TASK DETAILS — Rewrite every line of the items below, swapping each "trajectory-arrow" for "motion-arrow" and leaving everything else unchanged.
══════════════════════════════
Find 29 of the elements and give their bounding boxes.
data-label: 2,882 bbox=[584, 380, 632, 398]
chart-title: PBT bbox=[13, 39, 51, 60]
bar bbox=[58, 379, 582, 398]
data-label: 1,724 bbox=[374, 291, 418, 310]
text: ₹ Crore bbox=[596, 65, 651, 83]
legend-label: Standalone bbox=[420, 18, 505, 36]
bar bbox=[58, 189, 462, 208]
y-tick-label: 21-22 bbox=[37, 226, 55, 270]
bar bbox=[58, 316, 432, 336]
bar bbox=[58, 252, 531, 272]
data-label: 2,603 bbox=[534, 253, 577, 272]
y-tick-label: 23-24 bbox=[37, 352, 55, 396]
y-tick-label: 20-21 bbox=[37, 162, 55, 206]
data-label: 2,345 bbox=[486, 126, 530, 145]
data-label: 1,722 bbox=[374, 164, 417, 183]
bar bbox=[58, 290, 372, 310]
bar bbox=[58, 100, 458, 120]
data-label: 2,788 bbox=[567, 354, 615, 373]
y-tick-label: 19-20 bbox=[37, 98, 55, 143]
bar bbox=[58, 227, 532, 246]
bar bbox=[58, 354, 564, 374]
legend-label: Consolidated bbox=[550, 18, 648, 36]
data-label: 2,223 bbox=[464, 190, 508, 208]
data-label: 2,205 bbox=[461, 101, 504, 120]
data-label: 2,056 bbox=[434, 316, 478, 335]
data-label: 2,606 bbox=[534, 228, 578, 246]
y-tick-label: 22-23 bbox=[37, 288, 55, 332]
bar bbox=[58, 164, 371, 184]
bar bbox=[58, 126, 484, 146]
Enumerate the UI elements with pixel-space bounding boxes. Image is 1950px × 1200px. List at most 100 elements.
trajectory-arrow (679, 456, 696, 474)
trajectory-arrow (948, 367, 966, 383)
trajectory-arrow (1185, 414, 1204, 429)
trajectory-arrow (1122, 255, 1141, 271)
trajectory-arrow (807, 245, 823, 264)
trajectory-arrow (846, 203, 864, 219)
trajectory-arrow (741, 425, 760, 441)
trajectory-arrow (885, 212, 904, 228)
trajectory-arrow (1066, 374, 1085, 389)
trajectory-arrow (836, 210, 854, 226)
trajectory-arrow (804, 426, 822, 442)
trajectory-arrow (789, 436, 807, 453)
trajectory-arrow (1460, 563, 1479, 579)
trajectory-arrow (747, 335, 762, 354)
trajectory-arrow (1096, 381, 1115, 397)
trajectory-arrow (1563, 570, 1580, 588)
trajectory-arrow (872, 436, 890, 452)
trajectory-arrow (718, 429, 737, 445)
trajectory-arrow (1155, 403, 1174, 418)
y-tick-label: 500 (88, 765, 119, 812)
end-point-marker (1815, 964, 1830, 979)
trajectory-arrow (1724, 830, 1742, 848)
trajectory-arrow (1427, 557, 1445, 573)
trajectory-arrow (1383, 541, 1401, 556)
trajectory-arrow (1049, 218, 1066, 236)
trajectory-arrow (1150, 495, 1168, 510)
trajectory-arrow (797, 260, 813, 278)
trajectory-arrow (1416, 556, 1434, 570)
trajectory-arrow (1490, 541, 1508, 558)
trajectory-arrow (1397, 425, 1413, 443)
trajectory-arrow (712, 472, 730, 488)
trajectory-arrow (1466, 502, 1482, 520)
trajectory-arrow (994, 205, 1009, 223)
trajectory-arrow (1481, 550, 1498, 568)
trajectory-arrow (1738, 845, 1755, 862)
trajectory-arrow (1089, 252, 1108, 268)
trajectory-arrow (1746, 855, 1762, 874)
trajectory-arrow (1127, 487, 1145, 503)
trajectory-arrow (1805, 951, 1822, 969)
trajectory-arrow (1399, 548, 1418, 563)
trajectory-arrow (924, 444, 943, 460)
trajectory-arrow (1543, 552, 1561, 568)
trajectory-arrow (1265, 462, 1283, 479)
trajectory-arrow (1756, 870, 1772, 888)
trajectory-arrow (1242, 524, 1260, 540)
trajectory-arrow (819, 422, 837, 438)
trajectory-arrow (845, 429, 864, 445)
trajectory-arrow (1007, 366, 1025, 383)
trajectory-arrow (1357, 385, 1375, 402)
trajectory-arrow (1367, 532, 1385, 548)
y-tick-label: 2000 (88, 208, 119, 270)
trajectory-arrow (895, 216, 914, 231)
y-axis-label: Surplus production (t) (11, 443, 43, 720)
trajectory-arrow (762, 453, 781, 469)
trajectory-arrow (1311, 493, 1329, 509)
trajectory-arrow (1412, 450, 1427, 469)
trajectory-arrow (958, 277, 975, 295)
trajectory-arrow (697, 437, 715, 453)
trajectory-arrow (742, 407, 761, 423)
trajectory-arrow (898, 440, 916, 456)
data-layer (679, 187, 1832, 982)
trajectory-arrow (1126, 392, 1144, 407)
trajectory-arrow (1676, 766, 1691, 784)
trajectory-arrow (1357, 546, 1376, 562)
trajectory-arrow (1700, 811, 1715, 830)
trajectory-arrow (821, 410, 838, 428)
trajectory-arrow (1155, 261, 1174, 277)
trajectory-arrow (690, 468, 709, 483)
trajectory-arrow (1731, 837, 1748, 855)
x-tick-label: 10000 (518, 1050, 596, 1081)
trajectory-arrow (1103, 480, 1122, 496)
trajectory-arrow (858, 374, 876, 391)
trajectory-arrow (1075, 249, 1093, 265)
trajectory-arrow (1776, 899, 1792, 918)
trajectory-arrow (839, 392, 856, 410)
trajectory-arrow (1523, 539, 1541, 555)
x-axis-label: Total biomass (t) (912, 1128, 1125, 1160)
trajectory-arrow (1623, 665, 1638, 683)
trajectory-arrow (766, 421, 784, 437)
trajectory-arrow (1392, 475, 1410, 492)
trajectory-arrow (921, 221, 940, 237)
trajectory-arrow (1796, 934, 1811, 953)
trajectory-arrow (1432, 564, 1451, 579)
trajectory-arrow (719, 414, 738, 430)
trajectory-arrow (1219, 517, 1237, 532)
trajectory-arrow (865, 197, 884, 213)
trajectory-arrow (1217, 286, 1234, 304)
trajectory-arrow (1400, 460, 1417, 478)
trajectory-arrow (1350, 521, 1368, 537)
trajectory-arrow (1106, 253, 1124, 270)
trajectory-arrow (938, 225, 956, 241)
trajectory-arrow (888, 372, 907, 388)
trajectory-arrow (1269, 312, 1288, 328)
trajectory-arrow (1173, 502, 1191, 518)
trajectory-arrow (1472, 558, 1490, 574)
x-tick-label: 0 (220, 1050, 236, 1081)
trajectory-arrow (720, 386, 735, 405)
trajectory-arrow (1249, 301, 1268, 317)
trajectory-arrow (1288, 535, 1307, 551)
══════════════════════════════
CORRECT RESPONSE —
Find 29 of the elements and give their bounding boxes.
data-label: 2,882 bbox=[584, 380, 632, 398]
chart-title: PBT bbox=[13, 39, 51, 60]
bar bbox=[58, 379, 582, 398]
data-label: 1,724 bbox=[374, 291, 418, 310]
text: ₹ Crore bbox=[596, 65, 651, 83]
legend-label: Standalone bbox=[420, 18, 505, 36]
bar bbox=[58, 189, 462, 208]
y-tick-label: 21-22 bbox=[37, 226, 55, 270]
bar bbox=[58, 316, 432, 336]
bar bbox=[58, 252, 531, 272]
data-label: 2,603 bbox=[534, 253, 577, 272]
y-tick-label: 23-24 bbox=[37, 352, 55, 396]
y-tick-label: 20-21 bbox=[37, 162, 55, 206]
data-label: 2,345 bbox=[486, 126, 530, 145]
data-label: 1,722 bbox=[374, 164, 417, 183]
bar bbox=[58, 290, 372, 310]
bar bbox=[58, 100, 458, 120]
data-label: 2,788 bbox=[567, 354, 615, 373]
y-tick-label: 19-20 bbox=[37, 98, 55, 143]
bar bbox=[58, 227, 532, 246]
bar bbox=[58, 354, 564, 374]
legend-label: Consolidated bbox=[550, 18, 648, 36]
data-label: 2,223 bbox=[464, 190, 508, 208]
data-label: 2,205 bbox=[461, 101, 504, 120]
data-label: 2,056 bbox=[434, 316, 478, 335]
data-label: 2,606 bbox=[534, 228, 578, 246]
y-tick-label: 22-23 bbox=[37, 288, 55, 332]
bar bbox=[58, 164, 371, 184]
bar bbox=[58, 126, 484, 146]
Enumerate the UI elements with pixel-space bounding boxes. Image is 1950px × 1200px. List at most 100 elements.
motion-arrow (679, 456, 696, 474)
motion-arrow (948, 367, 966, 383)
motion-arrow (1185, 414, 1204, 429)
motion-arrow (1122, 255, 1141, 271)
motion-arrow (807, 245, 823, 264)
motion-arrow (846, 203, 864, 219)
motion-arrow (741, 425, 760, 441)
motion-arrow (885, 212, 904, 228)
motion-arrow (1066, 374, 1085, 389)
motion-arrow (836, 210, 854, 226)
motion-arrow (804, 426, 822, 442)
motion-arrow (789, 436, 807, 453)
motion-arrow (1460, 563, 1479, 579)
motion-arrow (747, 335, 762, 354)
motion-arrow (1096, 381, 1115, 397)
motion-arrow (1563, 570, 1580, 588)
motion-arrow (872, 436, 890, 452)
motion-arrow (718, 429, 737, 445)
motion-arrow (1155, 403, 1174, 418)
y-tick-label: 500 (88, 765, 119, 812)
end-point-marker (1815, 964, 1830, 979)
motion-arrow (1724, 830, 1742, 848)
motion-arrow (1427, 557, 1445, 573)
motion-arrow (1383, 541, 1401, 556)
motion-arrow (1049, 218, 1066, 236)
motion-arrow (1150, 495, 1168, 510)
motion-arrow (797, 260, 813, 278)
motion-arrow (1416, 556, 1434, 570)
motion-arrow (1490, 541, 1508, 558)
motion-arrow (1397, 425, 1413, 443)
motion-arrow (712, 472, 730, 488)
motion-arrow (1466, 502, 1482, 520)
motion-arrow (994, 205, 1009, 223)
motion-arrow (1481, 550, 1498, 568)
motion-arrow (1738, 845, 1755, 862)
motion-arrow (1089, 252, 1108, 268)
motion-arrow (1746, 855, 1762, 874)
motion-arrow (1127, 487, 1145, 503)
motion-arrow (1805, 951, 1822, 969)
motion-arrow (1399, 548, 1418, 563)
motion-arrow (924, 444, 943, 460)
motion-arrow (1543, 552, 1561, 568)
motion-arrow (1265, 462, 1283, 479)
motion-arrow (1756, 870, 1772, 888)
motion-arrow (1242, 524, 1260, 540)
motion-arrow (819, 422, 837, 438)
motion-arrow (845, 429, 864, 445)
motion-arrow (1007, 366, 1025, 383)
motion-arrow (1357, 385, 1375, 402)
motion-arrow (1367, 532, 1385, 548)
y-tick-label: 2000 (88, 208, 119, 270)
motion-arrow (895, 216, 914, 231)
y-axis-label: Surplus production (t) (11, 443, 43, 720)
motion-arrow (762, 453, 781, 469)
motion-arrow (1311, 493, 1329, 509)
motion-arrow (1412, 450, 1427, 469)
motion-arrow (958, 277, 975, 295)
motion-arrow (697, 437, 715, 453)
motion-arrow (742, 407, 761, 423)
motion-arrow (898, 440, 916, 456)
data-layer (679, 187, 1832, 982)
motion-arrow (1126, 392, 1144, 407)
motion-arrow (1676, 766, 1691, 784)
motion-arrow (1357, 546, 1376, 562)
motion-arrow (1700, 811, 1715, 830)
motion-arrow (821, 410, 838, 428)
motion-arrow (1155, 261, 1174, 277)
motion-arrow (690, 468, 709, 483)
motion-arrow (1731, 837, 1748, 855)
x-tick-label: 10000 (518, 1050, 596, 1081)
motion-arrow (1103, 480, 1122, 496)
motion-arrow (858, 374, 876, 391)
motion-arrow (1075, 249, 1093, 265)
motion-arrow (1776, 899, 1792, 918)
motion-arrow (839, 392, 856, 410)
motion-arrow (1523, 539, 1541, 555)
x-axis-label: Total biomass (t) (912, 1128, 1125, 1160)
motion-arrow (1623, 665, 1638, 683)
motion-arrow (766, 421, 784, 437)
motion-arrow (1392, 475, 1410, 492)
motion-arrow (921, 221, 940, 237)
motion-arrow (1796, 934, 1811, 953)
motion-arrow (1432, 564, 1451, 579)
motion-arrow (719, 414, 738, 430)
motion-arrow (1219, 517, 1237, 532)
motion-arrow (865, 197, 884, 213)
motion-arrow (1217, 286, 1234, 304)
motion-arrow (1400, 460, 1417, 478)
motion-arrow (1350, 521, 1368, 537)
motion-arrow (1106, 253, 1124, 270)
motion-arrow (938, 225, 956, 241)
motion-arrow (888, 372, 907, 388)
motion-arrow (1269, 312, 1288, 328)
motion-arrow (1173, 502, 1191, 518)
motion-arrow (1472, 558, 1490, 574)
x-tick-label: 0 (220, 1050, 236, 1081)
motion-arrow (720, 386, 735, 405)
motion-arrow (1249, 301, 1268, 317)
motion-arrow (1288, 535, 1307, 551)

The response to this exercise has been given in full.